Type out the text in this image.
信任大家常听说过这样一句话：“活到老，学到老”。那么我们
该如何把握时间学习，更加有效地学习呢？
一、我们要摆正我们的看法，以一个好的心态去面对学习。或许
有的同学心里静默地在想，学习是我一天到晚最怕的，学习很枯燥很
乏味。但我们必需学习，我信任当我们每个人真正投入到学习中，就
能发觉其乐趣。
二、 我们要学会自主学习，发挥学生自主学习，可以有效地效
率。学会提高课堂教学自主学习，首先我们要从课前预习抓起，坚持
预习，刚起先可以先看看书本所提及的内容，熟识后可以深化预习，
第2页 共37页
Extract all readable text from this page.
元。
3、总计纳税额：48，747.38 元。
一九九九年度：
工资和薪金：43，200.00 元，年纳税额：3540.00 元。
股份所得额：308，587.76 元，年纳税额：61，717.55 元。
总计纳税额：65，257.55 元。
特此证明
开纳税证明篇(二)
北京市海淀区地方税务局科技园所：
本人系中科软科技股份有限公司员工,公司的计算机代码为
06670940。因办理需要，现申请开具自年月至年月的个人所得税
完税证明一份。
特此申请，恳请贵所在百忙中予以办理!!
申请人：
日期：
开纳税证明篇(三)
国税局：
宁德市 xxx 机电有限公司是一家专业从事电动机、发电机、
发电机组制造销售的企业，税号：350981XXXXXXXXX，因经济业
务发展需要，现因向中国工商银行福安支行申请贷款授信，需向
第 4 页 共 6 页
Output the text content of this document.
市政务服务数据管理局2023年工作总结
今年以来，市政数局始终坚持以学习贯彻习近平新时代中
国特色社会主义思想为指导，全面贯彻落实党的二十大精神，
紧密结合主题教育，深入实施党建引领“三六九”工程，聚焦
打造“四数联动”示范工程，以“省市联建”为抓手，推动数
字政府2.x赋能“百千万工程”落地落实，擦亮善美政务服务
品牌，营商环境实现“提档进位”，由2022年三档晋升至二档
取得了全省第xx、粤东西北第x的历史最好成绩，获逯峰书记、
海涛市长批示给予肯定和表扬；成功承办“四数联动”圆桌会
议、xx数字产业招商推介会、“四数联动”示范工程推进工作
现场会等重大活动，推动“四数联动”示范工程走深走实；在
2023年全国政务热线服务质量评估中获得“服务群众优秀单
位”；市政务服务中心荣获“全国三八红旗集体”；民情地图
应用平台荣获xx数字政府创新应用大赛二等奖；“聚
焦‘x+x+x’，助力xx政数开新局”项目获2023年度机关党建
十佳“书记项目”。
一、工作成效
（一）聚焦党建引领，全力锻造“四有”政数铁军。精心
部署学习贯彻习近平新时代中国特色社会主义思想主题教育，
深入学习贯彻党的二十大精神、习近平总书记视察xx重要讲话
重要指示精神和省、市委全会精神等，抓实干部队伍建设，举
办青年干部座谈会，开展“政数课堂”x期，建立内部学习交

┄┄┄┄┄┄┄┄┄┄

Aim: Check each line of the data above for the word "年纳税额", then state how many lines have it. Give the number alone.

Task response: 2